_Extracts from a graphics dataset:_

------------------------------

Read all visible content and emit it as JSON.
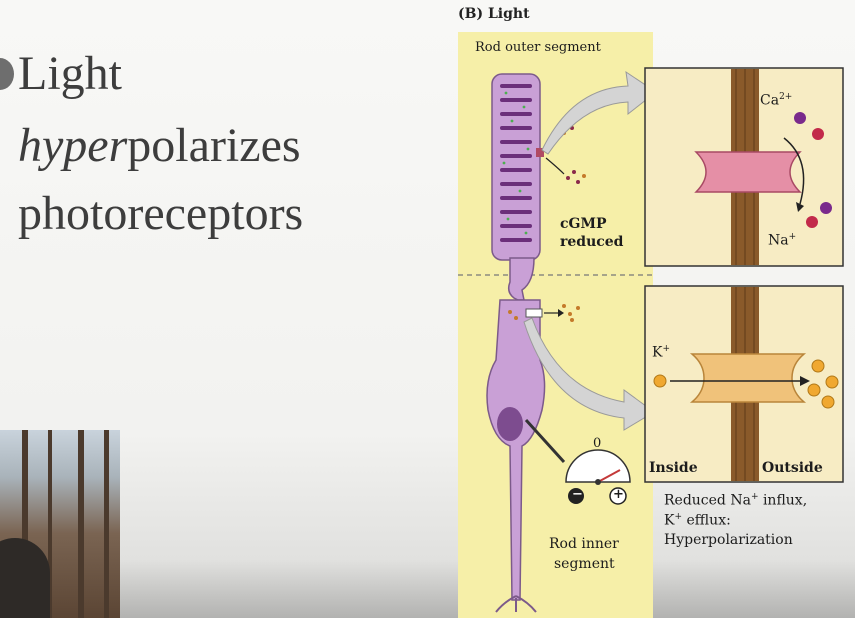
{
  "slide": {
    "title_line1": "Light",
    "title_line2_italic": "hyper",
    "title_line2_rest": "polarizes",
    "title_line3": "photoreceptors"
  },
  "figure": {
    "panel_label": "(B) Light",
    "rod_outer_segment": "Rod outer segment",
    "ca_label": "Ca",
    "ca_sup": "2+",
    "na_label": "Na",
    "na_sup": "+",
    "cgmp_line1": "cGMP",
    "cgmp_line2": "reduced",
    "k_label": "K",
    "k_sup": "+",
    "meter_zero": "0",
    "meter_minus": "−",
    "meter_plus": "+",
    "inside": "Inside",
    "outside": "Outside",
    "rod_inner_line1": "Rod inner",
    "rod_inner_line2": "segment",
    "caption_line1_a": "Reduced Na",
    "caption_line1_sup": "+",
    "caption_line1_b": " influx,",
    "caption_line2_a": "K",
    "caption_line2_sup": "+",
    "caption_line2_b": " efflux:",
    "caption_line3": "Hyperpolarization"
  },
  "colors": {
    "panel_yellow": "#f6efa8",
    "inset_bg": "#f7ecc4",
    "rod_purple": "#c9a0d6",
    "disk_purple": "#6b2f7a",
    "channel_pink": "#e58fa6",
    "channel_orange": "#f0c27a",
    "membrane_brown": "#8a5a2a"
  }
}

------------------------------

_Job:_ Reproduce every record word for word. The copy must contain no pictures.

_Expected answer:_
Read all visible content and emit it as JSON.
{
  "slide": {
    "title_line1": "Light",
    "title_line2_italic": "hyper",
    "title_line2_rest": "polarizes",
    "title_line3": "photoreceptors"
  },
  "figure": {
    "panel_label": "(B) Light",
    "rod_outer_segment": "Rod outer segment",
    "ca_label": "Ca",
    "ca_sup": "2+",
    "na_label": "Na",
    "na_sup": "+",
    "cgmp_line1": "cGMP",
    "cgmp_line2": "reduced",
    "k_label": "K",
    "k_sup": "+",
    "meter_zero": "0",
    "meter_minus": "−",
    "meter_plus": "+",
    "inside": "Inside",
    "outside": "Outside",
    "rod_inner_line1": "Rod inner",
    "rod_inner_line2": "segment",
    "caption_line1_a": "Reduced Na",
    "caption_line1_sup": "+",
    "caption_line1_b": " influx,",
    "caption_line2_a": "K",
    "caption_line2_sup": "+",
    "caption_line2_b": " efflux:",
    "caption_line3": "Hyperpolarization"
  },
  "colors": {
    "panel_yellow": "#f6efa8",
    "inset_bg": "#f7ecc4",
    "rod_purple": "#c9a0d6",
    "disk_purple": "#6b2f7a",
    "channel_pink": "#e58fa6",
    "channel_orange": "#f0c27a",
    "membrane_brown": "#8a5a2a"
  }
}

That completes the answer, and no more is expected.